++++ RECORDS FOR THIS EXERCISE ++++

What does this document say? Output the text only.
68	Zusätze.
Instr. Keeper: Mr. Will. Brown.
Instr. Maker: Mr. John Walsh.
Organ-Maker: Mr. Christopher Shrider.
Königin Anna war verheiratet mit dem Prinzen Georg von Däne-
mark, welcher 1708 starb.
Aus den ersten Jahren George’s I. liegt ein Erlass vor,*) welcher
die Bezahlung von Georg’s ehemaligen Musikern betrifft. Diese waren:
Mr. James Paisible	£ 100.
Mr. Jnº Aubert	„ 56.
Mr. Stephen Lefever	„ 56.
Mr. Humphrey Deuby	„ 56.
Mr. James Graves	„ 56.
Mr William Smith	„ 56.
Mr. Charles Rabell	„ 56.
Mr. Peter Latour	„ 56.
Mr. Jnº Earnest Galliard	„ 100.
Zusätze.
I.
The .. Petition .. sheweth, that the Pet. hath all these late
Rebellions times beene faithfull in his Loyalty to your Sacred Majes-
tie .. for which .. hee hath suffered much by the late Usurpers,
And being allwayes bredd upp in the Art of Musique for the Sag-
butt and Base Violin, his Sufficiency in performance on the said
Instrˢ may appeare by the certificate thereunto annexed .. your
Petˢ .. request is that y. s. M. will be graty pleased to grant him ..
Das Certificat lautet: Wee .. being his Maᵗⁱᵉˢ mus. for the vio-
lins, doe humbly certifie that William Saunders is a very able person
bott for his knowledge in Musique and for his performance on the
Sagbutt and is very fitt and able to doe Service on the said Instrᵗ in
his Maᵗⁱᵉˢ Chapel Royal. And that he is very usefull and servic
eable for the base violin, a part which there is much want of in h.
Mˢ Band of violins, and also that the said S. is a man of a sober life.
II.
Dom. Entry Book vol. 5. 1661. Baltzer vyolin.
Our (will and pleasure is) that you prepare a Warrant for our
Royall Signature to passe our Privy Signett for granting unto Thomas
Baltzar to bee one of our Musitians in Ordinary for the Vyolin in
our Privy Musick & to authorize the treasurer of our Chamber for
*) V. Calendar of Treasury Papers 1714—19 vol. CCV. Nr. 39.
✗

++++

--- EXERCISE AIM ---
Restate the data above word for word, please.

--- EXPECTED ANSWER ---
What does this document say? Output the text only.
68	Zusätze.
Instr. Keeper: Mr. Will. Brown.
Instr. Maker: Mr. John Walsh.
Organ-Maker: Mr. Christopher Shrider.
Königin Anna war verheiratet mit dem Prinzen Georg von Däne-
mark, welcher 1708 starb.
Aus den ersten Jahren George’s I. liegt ein Erlass vor,*) welcher
die Bezahlung von Georg’s ehemaligen Musikern betrifft. Diese waren:
Mr. James Paisible	£ 100.
Mr. Jnº Aubert	„ 56.
Mr. Stephen Lefever	„ 56.
Mr. Humphrey Deuby	„ 56.
Mr. James Graves	„ 56.
Mr William Smith	„ 56.
Mr. Charles Rabell	„ 56.
Mr. Peter Latour	„ 56.
Mr. Jnº Earnest Galliard	„ 100.
Zusätze.
I.
The .. Petition .. sheweth, that the Pet. hath all these late
Rebellions times beene faithfull in his Loyalty to your Sacred Majes-
tie .. for which .. hee hath suffered much by the late Usurpers,
And being allwayes bredd upp in the Art of Musique for the Sag-
butt and Base Violin, his Sufficiency in performance on the said
Instrˢ may appeare by the certificate thereunto annexed .. your
Petˢ .. request is that y. s. M. will be graty pleased to grant him ..
Das Certificat lautet: Wee .. being his Maᵗⁱᵉˢ mus. for the vio-
lins, doe humbly certifie that William Saunders is a very able person
bott for his knowledge in Musique and for his performance on the
Sagbutt and is very fitt and able to doe Service on the said Instrᵗ in
his Maᵗⁱᵉˢ Chapel Royal. And that he is very usefull and servic
eable for the base violin, a part which there is much want of in h.
Mˢ Band of violins, and also that the said S. is a man of a sober life.
II.
Dom. Entry Book vol. 5. 1661. Baltzer vyolin.
Our (will and pleasure is) that you prepare a Warrant for our
Royall Signature to passe our Privy Signett for granting unto Thomas
Baltzar to bee one of our Musitians in Ordinary for the Vyolin in
our Privy Musick & to authorize the treasurer of our Chamber for
*) V. Calendar of Treasury Papers 1714—19 vol. CCV. Nr. 39.
✗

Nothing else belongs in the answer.